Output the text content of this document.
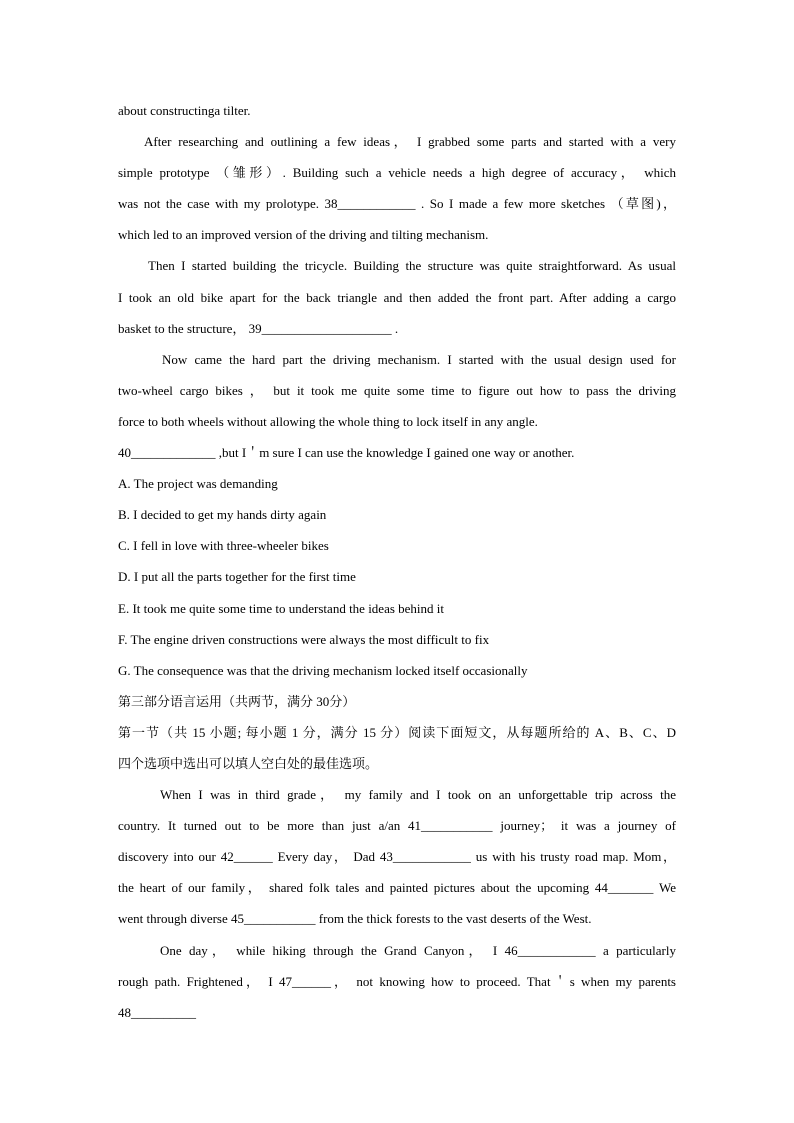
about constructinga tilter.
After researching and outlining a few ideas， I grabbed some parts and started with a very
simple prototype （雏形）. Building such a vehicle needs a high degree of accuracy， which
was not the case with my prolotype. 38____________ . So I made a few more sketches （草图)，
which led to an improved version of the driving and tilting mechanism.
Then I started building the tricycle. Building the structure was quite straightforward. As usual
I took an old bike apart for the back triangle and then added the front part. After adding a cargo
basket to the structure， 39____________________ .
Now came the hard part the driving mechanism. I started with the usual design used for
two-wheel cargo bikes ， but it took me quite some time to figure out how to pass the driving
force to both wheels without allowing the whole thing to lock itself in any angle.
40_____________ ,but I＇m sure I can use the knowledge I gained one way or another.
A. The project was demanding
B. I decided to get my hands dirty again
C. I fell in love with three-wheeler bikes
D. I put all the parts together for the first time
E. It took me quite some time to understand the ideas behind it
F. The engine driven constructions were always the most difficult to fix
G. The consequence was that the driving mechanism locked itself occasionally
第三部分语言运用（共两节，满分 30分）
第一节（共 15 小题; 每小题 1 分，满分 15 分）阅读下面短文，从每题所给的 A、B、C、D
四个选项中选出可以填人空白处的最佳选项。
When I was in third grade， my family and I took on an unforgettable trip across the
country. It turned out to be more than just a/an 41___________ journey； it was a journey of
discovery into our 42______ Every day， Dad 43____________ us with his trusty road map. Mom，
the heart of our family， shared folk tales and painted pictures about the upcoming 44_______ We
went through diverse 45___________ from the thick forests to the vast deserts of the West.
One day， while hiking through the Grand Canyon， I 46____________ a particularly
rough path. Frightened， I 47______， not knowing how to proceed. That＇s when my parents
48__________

● Goal
From the data, pick out every line that includes "usual".

● Expected output
Then I started building the tricycle. Building the structure was quite straightforward. As usual
Now came the hard part the driving mechanism. I started with the usual design used for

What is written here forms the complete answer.